Copy every line of the listing below word for word, leaving out the pictures.

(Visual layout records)
======

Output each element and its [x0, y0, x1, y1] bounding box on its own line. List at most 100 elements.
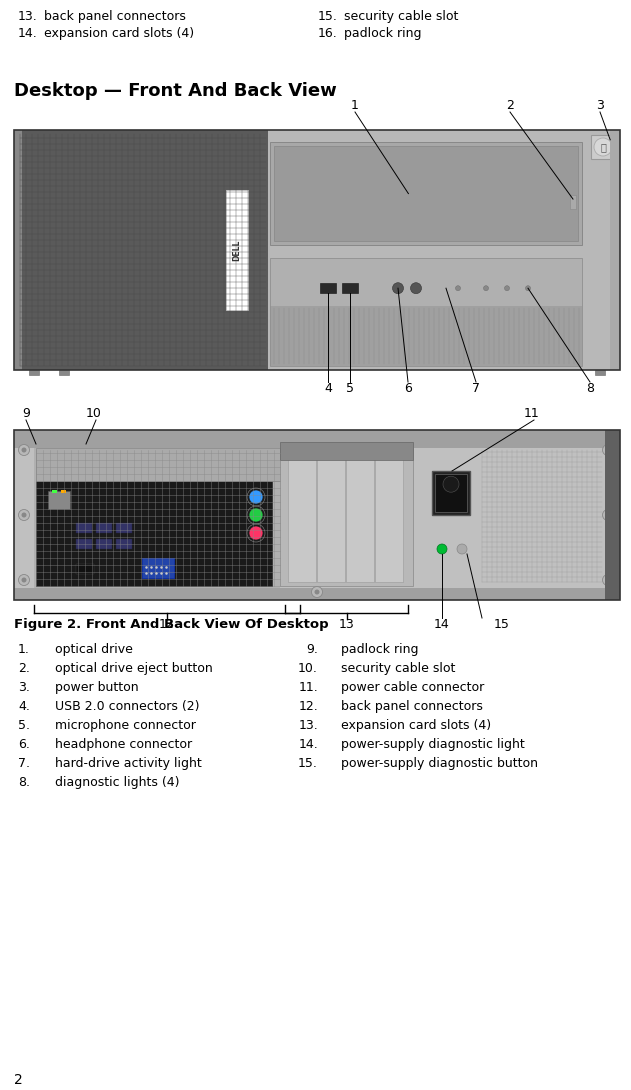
Bar: [14, 429, 620, 448]
Circle shape: [249, 490, 263, 504]
Text: back panel connectors: back panel connectors: [341, 700, 483, 713]
Bar: [14, 130, 620, 370]
Text: Figure 2. Front And Back View Of Desktop: Figure 2. Front And Back View Of Desktop: [14, 618, 329, 631]
Circle shape: [18, 574, 30, 585]
Text: 2: 2: [14, 1073, 23, 1087]
Bar: [34, 448, 280, 588]
Circle shape: [314, 590, 319, 594]
Text: 4: 4: [324, 382, 332, 395]
Bar: [268, 130, 620, 370]
Circle shape: [606, 512, 611, 518]
Text: 10: 10: [86, 407, 102, 420]
Text: USB 2.0 connectors (2): USB 2.0 connectors (2): [55, 700, 199, 713]
Circle shape: [594, 138, 612, 156]
Text: microphone connector: microphone connector: [55, 719, 196, 732]
Bar: [605, 429, 620, 600]
Text: 1.: 1.: [18, 643, 30, 656]
Text: ⏻: ⏻: [600, 142, 606, 152]
Circle shape: [443, 476, 459, 493]
Text: 14: 14: [434, 618, 450, 631]
Text: optical drive eject button: optical drive eject button: [55, 662, 213, 675]
Text: Desktop — Front And Back View: Desktop — Front And Back View: [14, 82, 337, 100]
Circle shape: [392, 282, 403, 293]
Text: security cable slot: security cable slot: [344, 10, 458, 23]
Text: 8: 8: [586, 382, 594, 395]
Text: 9: 9: [22, 407, 30, 420]
Bar: [317, 452, 345, 582]
Text: 1: 1: [351, 99, 359, 112]
Text: 10.: 10.: [298, 662, 318, 675]
Bar: [52, 490, 57, 493]
Text: expansion card slots (4): expansion card slots (4): [44, 27, 194, 40]
Text: 2.: 2.: [18, 662, 30, 675]
Bar: [432, 471, 470, 514]
Text: 8.: 8.: [18, 776, 30, 789]
Circle shape: [249, 508, 263, 522]
Bar: [14, 130, 22, 370]
Circle shape: [18, 509, 30, 521]
Text: 15.: 15.: [318, 10, 338, 23]
Circle shape: [21, 512, 27, 518]
Bar: [76, 523, 92, 533]
Text: 6: 6: [404, 382, 412, 395]
Bar: [14, 130, 620, 370]
Bar: [14, 130, 268, 370]
Text: 16.: 16.: [318, 27, 338, 40]
Text: optical drive: optical drive: [55, 643, 133, 656]
Bar: [435, 474, 467, 512]
Text: 12.: 12.: [298, 700, 318, 713]
Text: 5.: 5.: [18, 719, 30, 732]
Bar: [96, 523, 112, 533]
Text: headphone connector: headphone connector: [55, 738, 192, 751]
Bar: [116, 538, 132, 549]
Bar: [346, 452, 374, 582]
Circle shape: [312, 586, 322, 597]
Circle shape: [457, 544, 467, 554]
Circle shape: [603, 509, 613, 521]
Bar: [342, 283, 358, 293]
Bar: [375, 452, 403, 582]
Bar: [36, 481, 272, 586]
Bar: [320, 283, 336, 293]
Bar: [270, 306, 582, 366]
Bar: [570, 195, 576, 209]
Bar: [610, 130, 620, 370]
Bar: [116, 523, 132, 533]
Text: 13.: 13.: [298, 719, 318, 732]
Text: security cable slot: security cable slot: [341, 662, 456, 675]
Circle shape: [411, 282, 422, 293]
Bar: [280, 443, 413, 460]
Text: 5: 5: [346, 382, 354, 395]
Text: 6.: 6.: [18, 738, 30, 751]
Circle shape: [606, 448, 611, 452]
Text: 15.: 15.: [298, 756, 318, 770]
Text: hard-drive activity light: hard-drive activity light: [55, 756, 202, 770]
Circle shape: [456, 286, 461, 291]
Circle shape: [483, 286, 488, 291]
Circle shape: [437, 544, 447, 554]
Bar: [14, 429, 620, 600]
Bar: [226, 190, 248, 310]
Circle shape: [18, 445, 30, 456]
Text: 13.: 13.: [18, 10, 38, 23]
Bar: [288, 452, 316, 582]
Text: 9.: 9.: [306, 643, 318, 656]
Bar: [59, 370, 69, 375]
Bar: [76, 564, 94, 574]
Text: back panel connectors: back panel connectors: [44, 10, 186, 23]
Text: 3.: 3.: [18, 681, 30, 694]
Circle shape: [526, 286, 531, 291]
Text: 4.: 4.: [18, 700, 30, 713]
Circle shape: [21, 578, 27, 582]
Bar: [61, 490, 66, 493]
Bar: [96, 538, 112, 549]
Text: 11.: 11.: [298, 681, 318, 694]
Text: power cable connector: power cable connector: [341, 681, 484, 694]
Bar: [270, 142, 582, 245]
Bar: [36, 448, 297, 481]
Circle shape: [606, 578, 611, 582]
Bar: [280, 448, 413, 586]
Circle shape: [249, 526, 263, 540]
Text: diagnostic lights (4): diagnostic lights (4): [55, 776, 179, 789]
Bar: [270, 258, 582, 366]
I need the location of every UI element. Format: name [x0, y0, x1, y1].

======

**SOLUTION FOR THIS PROBLEM**
Output each element and its [x0, y0, x1, y1] bounding box on its own line. List at most 100 elements.
Bar: [14, 429, 620, 448]
Circle shape: [249, 490, 263, 504]
Text: back panel connectors: back panel connectors: [341, 700, 483, 713]
Bar: [14, 130, 620, 370]
Text: Figure 2. Front And Back View Of Desktop: Figure 2. Front And Back View Of Desktop: [14, 618, 329, 631]
Circle shape: [18, 574, 30, 585]
Text: 2: 2: [14, 1073, 23, 1087]
Bar: [34, 448, 280, 588]
Circle shape: [314, 590, 319, 594]
Text: 4: 4: [324, 382, 332, 395]
Bar: [268, 130, 620, 370]
Circle shape: [606, 512, 611, 518]
Text: 10: 10: [86, 407, 102, 420]
Text: USB 2.0 connectors (2): USB 2.0 connectors (2): [55, 700, 199, 713]
Circle shape: [594, 138, 612, 156]
Text: microphone connector: microphone connector: [55, 719, 196, 732]
Bar: [605, 429, 620, 600]
Text: 1.: 1.: [18, 643, 30, 656]
Text: ⏻: ⏻: [600, 142, 606, 152]
Circle shape: [443, 476, 459, 493]
Text: 14: 14: [434, 618, 450, 631]
Text: optical drive eject button: optical drive eject button: [55, 662, 213, 675]
Text: Desktop — Front And Back View: Desktop — Front And Back View: [14, 82, 337, 100]
Circle shape: [392, 282, 403, 293]
Text: security cable slot: security cable slot: [344, 10, 458, 23]
Text: 8: 8: [586, 382, 594, 395]
Text: 9: 9: [22, 407, 30, 420]
Bar: [317, 452, 345, 582]
Text: 1: 1: [351, 99, 359, 112]
Text: 10.: 10.: [298, 662, 318, 675]
Bar: [52, 490, 57, 493]
Text: expansion card slots (4): expansion card slots (4): [44, 27, 194, 40]
Text: 2.: 2.: [18, 662, 30, 675]
Bar: [432, 471, 470, 514]
Text: 8.: 8.: [18, 776, 30, 789]
Circle shape: [249, 508, 263, 522]
Bar: [14, 130, 22, 370]
Circle shape: [18, 509, 30, 521]
Text: 15.: 15.: [318, 10, 338, 23]
Circle shape: [21, 512, 27, 518]
Bar: [76, 523, 92, 533]
Text: 6: 6: [404, 382, 412, 395]
Bar: [14, 130, 620, 370]
Bar: [14, 130, 268, 370]
Text: 16.: 16.: [318, 27, 338, 40]
Text: optical drive: optical drive: [55, 643, 133, 656]
Bar: [435, 474, 467, 512]
Text: 12.: 12.: [298, 700, 318, 713]
Text: 5.: 5.: [18, 719, 30, 732]
Bar: [96, 523, 112, 533]
Text: headphone connector: headphone connector: [55, 738, 192, 751]
Bar: [116, 538, 132, 549]
Bar: [346, 452, 374, 582]
Circle shape: [312, 586, 322, 597]
Circle shape: [457, 544, 467, 554]
Circle shape: [603, 509, 613, 521]
Bar: [342, 283, 358, 293]
Bar: [375, 452, 403, 582]
Bar: [36, 481, 272, 586]
Bar: [320, 283, 336, 293]
Bar: [270, 306, 582, 366]
Bar: [570, 195, 576, 209]
Bar: [610, 130, 620, 370]
Bar: [116, 523, 132, 533]
Text: 13.: 13.: [298, 719, 318, 732]
Text: security cable slot: security cable slot: [341, 662, 456, 675]
Circle shape: [411, 282, 422, 293]
Bar: [280, 443, 413, 460]
Text: 5: 5: [346, 382, 354, 395]
Text: 6.: 6.: [18, 738, 30, 751]
Circle shape: [606, 448, 611, 452]
Text: 15.: 15.: [298, 756, 318, 770]
Text: hard-drive activity light: hard-drive activity light: [55, 756, 202, 770]
Circle shape: [456, 286, 461, 291]
Circle shape: [483, 286, 488, 291]
Circle shape: [437, 544, 447, 554]
Bar: [14, 429, 620, 600]
Bar: [226, 190, 248, 310]
Circle shape: [18, 445, 30, 456]
Text: 13.: 13.: [18, 10, 38, 23]
Bar: [288, 452, 316, 582]
Text: 9.: 9.: [306, 643, 318, 656]
Bar: [59, 370, 69, 375]
Bar: [76, 564, 94, 574]
Text: back panel connectors: back panel connectors: [44, 10, 186, 23]
Text: 3.: 3.: [18, 681, 30, 694]
Circle shape: [526, 286, 531, 291]
Text: 4.: 4.: [18, 700, 30, 713]
Circle shape: [21, 578, 27, 582]
Bar: [61, 490, 66, 493]
Bar: [96, 538, 112, 549]
Text: 11.: 11.: [298, 681, 318, 694]
Text: power cable connector: power cable connector: [341, 681, 484, 694]
Bar: [270, 142, 582, 245]
Bar: [36, 448, 297, 481]
Circle shape: [606, 578, 611, 582]
Bar: [280, 448, 413, 586]
Circle shape: [249, 526, 263, 540]
Text: diagnostic lights (4): diagnostic lights (4): [55, 776, 179, 789]
Bar: [270, 258, 582, 366]
I need the location of every UI element. Format: name [x0, y0, x1, y1].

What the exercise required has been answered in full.